• **Task brief**
Pictures do not belong in the copy. Return all of the entries exactly.

• • • •

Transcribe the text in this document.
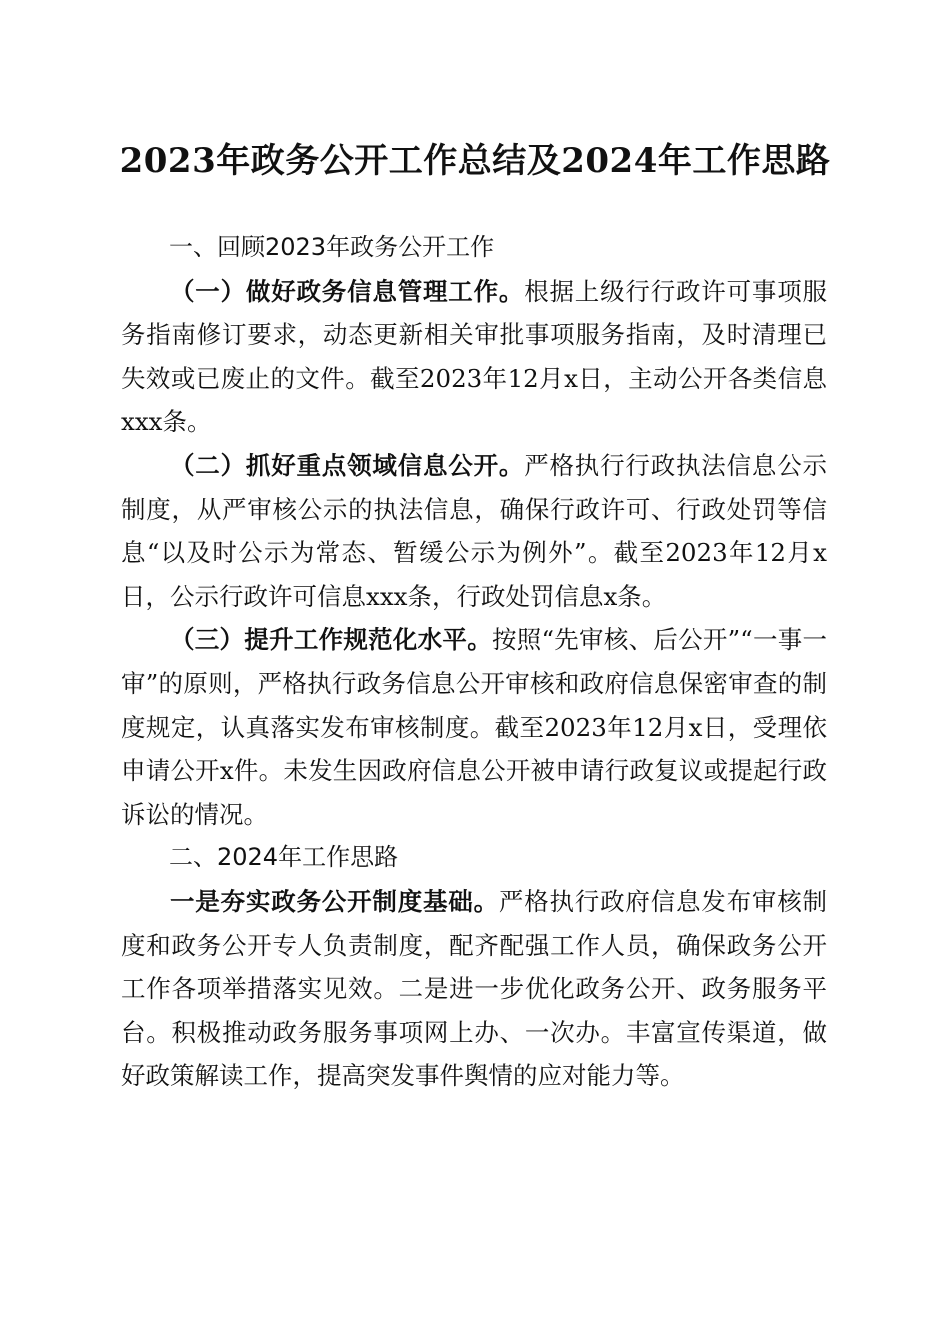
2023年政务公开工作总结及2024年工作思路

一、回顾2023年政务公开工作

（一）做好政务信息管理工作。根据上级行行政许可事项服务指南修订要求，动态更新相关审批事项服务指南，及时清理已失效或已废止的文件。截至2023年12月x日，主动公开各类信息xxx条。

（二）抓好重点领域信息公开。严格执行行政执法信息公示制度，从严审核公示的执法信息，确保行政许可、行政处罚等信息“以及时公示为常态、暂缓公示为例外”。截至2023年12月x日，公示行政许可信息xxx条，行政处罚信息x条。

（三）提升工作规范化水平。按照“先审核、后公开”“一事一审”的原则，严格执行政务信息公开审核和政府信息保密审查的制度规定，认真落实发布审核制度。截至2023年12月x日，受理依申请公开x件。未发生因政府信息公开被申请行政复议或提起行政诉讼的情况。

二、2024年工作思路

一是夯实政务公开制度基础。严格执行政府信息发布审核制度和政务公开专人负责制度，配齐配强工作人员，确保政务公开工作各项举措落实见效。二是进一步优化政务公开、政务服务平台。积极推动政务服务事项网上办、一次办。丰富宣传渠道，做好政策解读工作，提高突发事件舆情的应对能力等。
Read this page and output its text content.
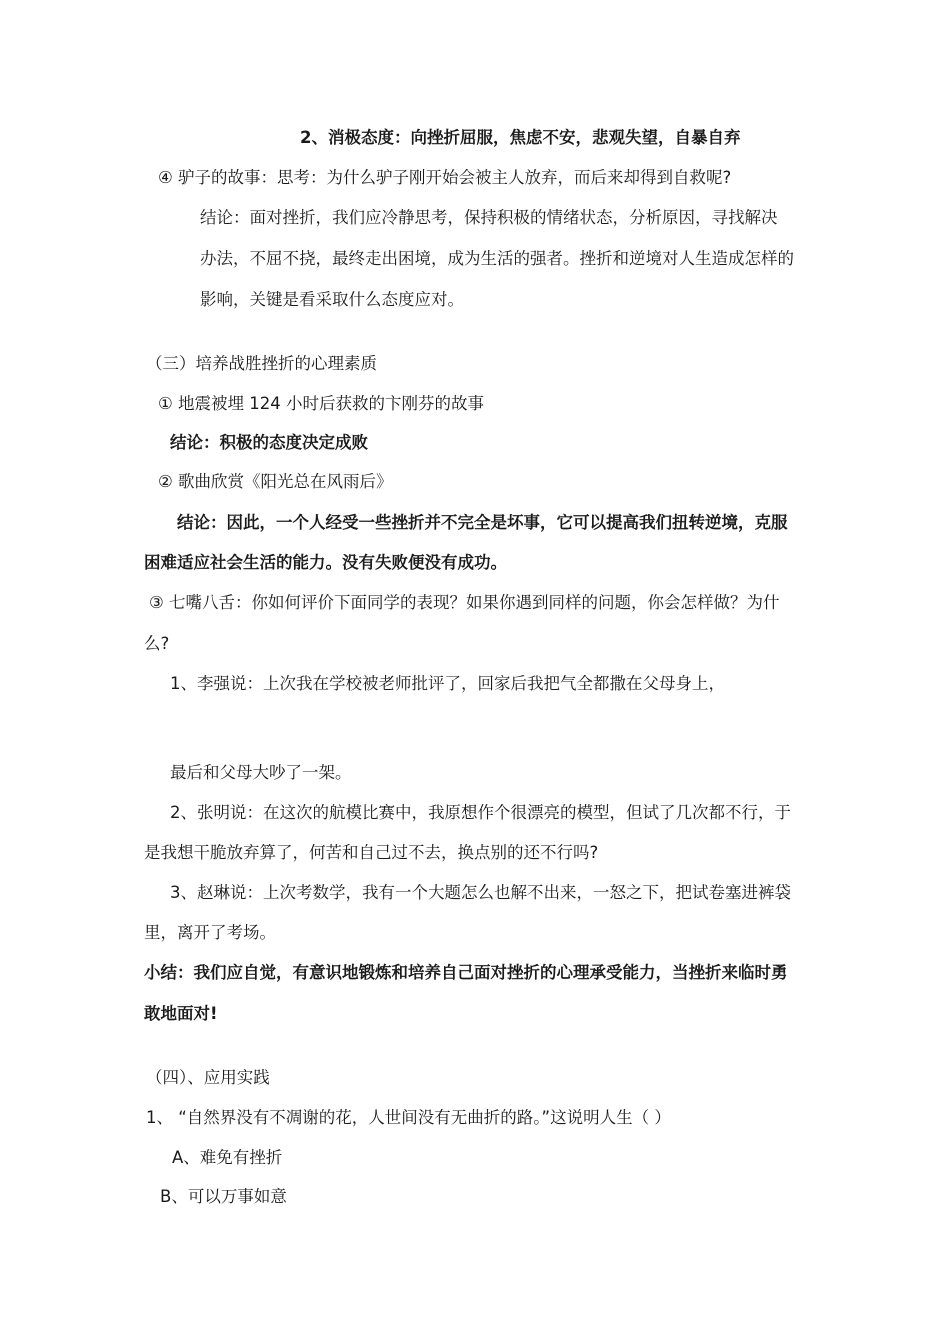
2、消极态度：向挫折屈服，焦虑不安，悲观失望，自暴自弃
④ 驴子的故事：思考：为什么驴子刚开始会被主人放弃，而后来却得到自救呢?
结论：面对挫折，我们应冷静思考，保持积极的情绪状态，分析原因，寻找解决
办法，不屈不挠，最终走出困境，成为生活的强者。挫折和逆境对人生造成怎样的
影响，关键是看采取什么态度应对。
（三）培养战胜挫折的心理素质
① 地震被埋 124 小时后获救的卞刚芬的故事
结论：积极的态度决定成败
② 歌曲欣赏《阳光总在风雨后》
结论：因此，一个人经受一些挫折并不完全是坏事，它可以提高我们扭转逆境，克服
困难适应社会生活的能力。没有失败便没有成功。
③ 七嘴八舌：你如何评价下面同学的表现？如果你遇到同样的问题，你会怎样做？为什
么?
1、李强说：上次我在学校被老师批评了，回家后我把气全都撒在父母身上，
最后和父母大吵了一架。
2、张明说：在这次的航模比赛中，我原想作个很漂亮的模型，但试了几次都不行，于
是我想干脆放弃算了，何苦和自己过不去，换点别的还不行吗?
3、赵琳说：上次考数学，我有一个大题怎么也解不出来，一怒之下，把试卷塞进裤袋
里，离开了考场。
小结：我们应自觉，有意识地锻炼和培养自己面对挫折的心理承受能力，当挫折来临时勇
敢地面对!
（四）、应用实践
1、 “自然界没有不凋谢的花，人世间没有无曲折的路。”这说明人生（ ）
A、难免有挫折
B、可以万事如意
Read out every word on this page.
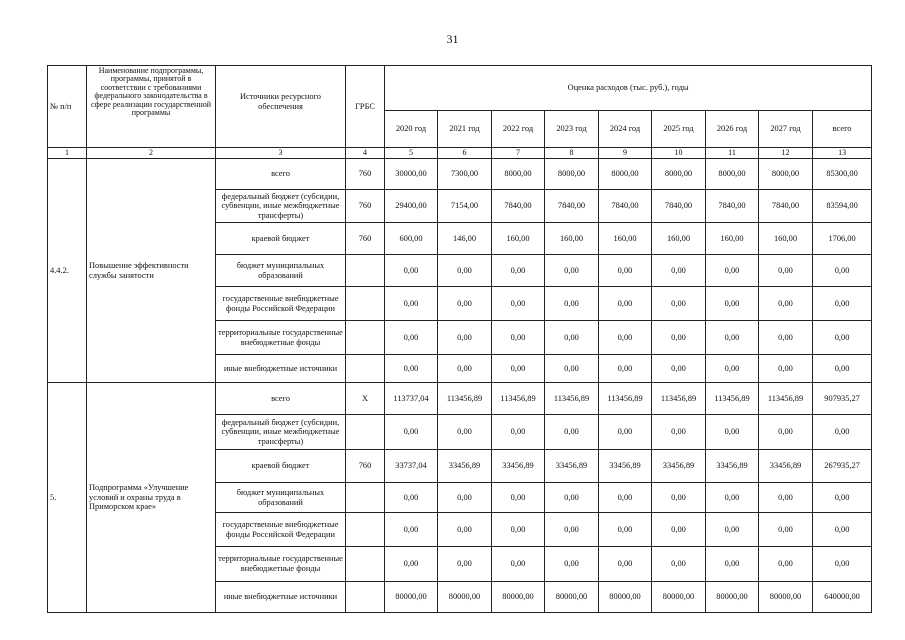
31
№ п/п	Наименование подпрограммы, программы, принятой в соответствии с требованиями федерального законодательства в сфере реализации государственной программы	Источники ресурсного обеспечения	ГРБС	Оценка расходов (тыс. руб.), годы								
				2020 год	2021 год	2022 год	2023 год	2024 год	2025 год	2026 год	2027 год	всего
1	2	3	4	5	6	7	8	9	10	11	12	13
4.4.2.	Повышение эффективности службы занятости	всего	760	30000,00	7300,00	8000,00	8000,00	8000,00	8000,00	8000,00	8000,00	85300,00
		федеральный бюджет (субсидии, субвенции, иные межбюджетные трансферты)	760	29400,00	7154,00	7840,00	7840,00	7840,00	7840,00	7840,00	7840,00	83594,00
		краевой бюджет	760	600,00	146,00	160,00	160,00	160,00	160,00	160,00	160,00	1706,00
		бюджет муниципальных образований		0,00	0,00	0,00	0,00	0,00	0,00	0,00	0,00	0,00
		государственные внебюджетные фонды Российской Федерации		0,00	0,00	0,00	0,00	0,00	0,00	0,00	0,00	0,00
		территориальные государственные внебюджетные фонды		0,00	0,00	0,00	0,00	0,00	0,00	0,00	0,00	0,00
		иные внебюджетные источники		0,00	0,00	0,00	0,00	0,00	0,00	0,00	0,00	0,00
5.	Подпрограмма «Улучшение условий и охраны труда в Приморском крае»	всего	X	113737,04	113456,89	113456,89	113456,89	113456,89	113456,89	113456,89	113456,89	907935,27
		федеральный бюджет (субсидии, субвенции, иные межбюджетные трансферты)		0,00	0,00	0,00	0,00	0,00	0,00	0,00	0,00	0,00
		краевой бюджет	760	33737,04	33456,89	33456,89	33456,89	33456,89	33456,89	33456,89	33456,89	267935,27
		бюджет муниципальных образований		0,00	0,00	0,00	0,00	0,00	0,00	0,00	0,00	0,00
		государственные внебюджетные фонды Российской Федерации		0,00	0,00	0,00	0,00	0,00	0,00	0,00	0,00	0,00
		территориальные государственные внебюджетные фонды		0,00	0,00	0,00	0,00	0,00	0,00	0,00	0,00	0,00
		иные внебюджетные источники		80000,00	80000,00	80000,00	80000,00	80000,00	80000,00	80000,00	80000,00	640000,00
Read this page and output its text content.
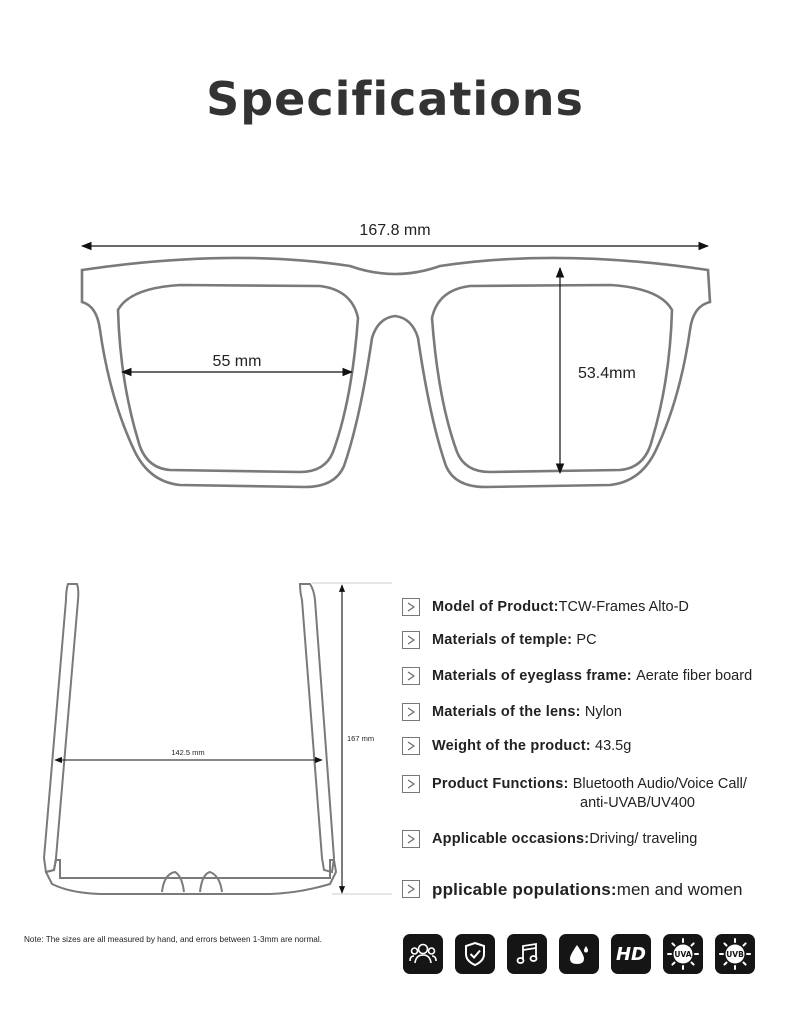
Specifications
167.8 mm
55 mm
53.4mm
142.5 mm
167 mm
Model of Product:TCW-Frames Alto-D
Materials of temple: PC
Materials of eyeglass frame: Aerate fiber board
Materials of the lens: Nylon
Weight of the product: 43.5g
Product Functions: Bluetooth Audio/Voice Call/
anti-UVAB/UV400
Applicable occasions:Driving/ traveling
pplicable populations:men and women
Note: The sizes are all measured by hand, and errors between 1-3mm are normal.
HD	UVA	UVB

• • • •

• **Answer to this problem**
Transcribe the text in this document.
2023年政务公开工作总结及2024年工作思路

一、回顾2023年政务公开工作

（一）做好政务信息管理工作。根据上级行行政许可事项服务指南修订要求，动态更新相关审批事项服务指南，及时清理已失效或已废止的文件。截至2023年12月x日，主动公开各类信息xxx条。

（二）抓好重点领域信息公开。严格执行行政执法信息公示制度，从严审核公示的执法信息，确保行政许可、行政处罚等信息“以及时公示为常态、暂缓公示为例外”。截至2023年12月x日，公示行政许可信息xxx条，行政处罚信息x条。

（三）提升工作规范化水平。按照“先审核、后公开”“一事一审”的原则，严格执行政务信息公开审核和政府信息保密审查的制度规定，认真落实发布审核制度。截至2023年12月x日，受理依申请公开x件。未发生因政府信息公开被申请行政复议或提起行政诉讼的情况。

二、2024年工作思路

一是夯实政务公开制度基础。严格执行政府信息发布审核制度和政务公开专人负责制度，配齐配强工作人员，确保政务公开工作各项举措落实见效。二是进一步优化政务公开、政务服务平台。积极推动政务服务事项网上办、一次办。丰富宣传渠道，做好政策解读工作，提高突发事件舆情的应对能力等。
Read this page and output its text content.
2、消极态度：向挫折屈服，焦虑不安，悲观失望，自暴自弃
④ 驴子的故事：思考：为什么驴子刚开始会被主人放弃，而后来却得到自救呢?
结论：面对挫折，我们应冷静思考，保持积极的情绪状态，分析原因，寻找解决
办法，不屈不挠，最终走出困境，成为生活的强者。挫折和逆境对人生造成怎样的
影响，关键是看采取什么态度应对。
（三）培养战胜挫折的心理素质
① 地震被埋 124 小时后获救的卞刚芬的故事
结论：积极的态度决定成败
② 歌曲欣赏《阳光总在风雨后》
结论：因此，一个人经受一些挫折并不完全是坏事，它可以提高我们扭转逆境，克服
困难适应社会生活的能力。没有失败便没有成功。
③ 七嘴八舌：你如何评价下面同学的表现？如果你遇到同样的问题，你会怎样做？为什
么?
1、李强说：上次我在学校被老师批评了，回家后我把气全都撒在父母身上，
最后和父母大吵了一架。
2、张明说：在这次的航模比赛中，我原想作个很漂亮的模型，但试了几次都不行，于
是我想干脆放弃算了，何苦和自己过不去，换点别的还不行吗?
3、赵琳说：上次考数学，我有一个大题怎么也解不出来，一怒之下，把试卷塞进裤袋
里，离开了考场。
小结：我们应自觉，有意识地锻炼和培养自己面对挫折的心理承受能力，当挫折来临时勇
敢地面对!
（四）、应用实践
1、 “自然界没有不凋谢的花，人世间没有无曲折的路。”这说明人生（ ）
A、难免有挫折
B、可以万事如意
Read out every word on this page.
31
№ п/п	Наименование подпрограммы, программы, принятой в соответствии с требованиями федерального законодательства в сфере реализации государственной программы	Источники ресурсного обеспечения	ГРБС	Оценка расходов (тыс. руб.), годы								
				2020 год	2021 год	2022 год	2023 год	2024 год	2025 год	2026 год	2027 год	всего
1	2	3	4	5	6	7	8	9	10	11	12	13
4.4.2.	Повышение эффективности службы занятости	всего	760	30000,00	7300,00	8000,00	8000,00	8000,00	8000,00	8000,00	8000,00	85300,00
		федеральный бюджет (субсидии, субвенции, иные межбюджетные трансферты)	760	29400,00	7154,00	7840,00	7840,00	7840,00	7840,00	7840,00	7840,00	83594,00
		краевой бюджет	760	600,00	146,00	160,00	160,00	160,00	160,00	160,00	160,00	1706,00
		бюджет муниципальных образований		0,00	0,00	0,00	0,00	0,00	0,00	0,00	0,00	0,00
		государственные внебюджетные фонды Российской Федерации		0,00	0,00	0,00	0,00	0,00	0,00	0,00	0,00	0,00
		территориальные государственные внебюджетные фонды		0,00	0,00	0,00	0,00	0,00	0,00	0,00	0,00	0,00
		иные внебюджетные источники		0,00	0,00	0,00	0,00	0,00	0,00	0,00	0,00	0,00
5.	Подпрограмма «Улучшение условий и охраны труда в Приморском крае»	всего	X	113737,04	113456,89	113456,89	113456,89	113456,89	113456,89	113456,89	113456,89	907935,27
		федеральный бюджет (субсидии, субвенции, иные межбюджетные трансферты)		0,00	0,00	0,00	0,00	0,00	0,00	0,00	0,00	0,00
		краевой бюджет	760	33737,04	33456,89	33456,89	33456,89	33456,89	33456,89	33456,89	33456,89	267935,27
		бюджет муниципальных образований		0,00	0,00	0,00	0,00	0,00	0,00	0,00	0,00	0,00
		государственные внебюджетные фонды Российской Федерации		0,00	0,00	0,00	0,00	0,00	0,00	0,00	0,00	0,00
		территориальные государственные внебюджетные фонды		0,00	0,00	0,00	0,00	0,00	0,00	0,00	0,00	0,00
		иные внебюджетные источники		80000,00	80000,00	80000,00	80000,00	80000,00	80000,00	80000,00	80000,00	640000,00
Read this page and output its text content.
Specifications
167.8 mm
55 mm
53.4mm
142.5 mm
167 mm
Model of Product:TCW-Frames Alto-D
Materials of temple: PC
Materials of eyeglass frame: Aerate fiber board
Materials of the lens: Nylon
Weight of the product: 43.5g
Product Functions: Bluetooth Audio/Voice Call/
anti-UVAB/UV400
Applicable occasions:Driving/ traveling
pplicable populations:men and women
Note: The sizes are all measured by hand, and errors between 1-3mm are normal.
HD	UVA	UVB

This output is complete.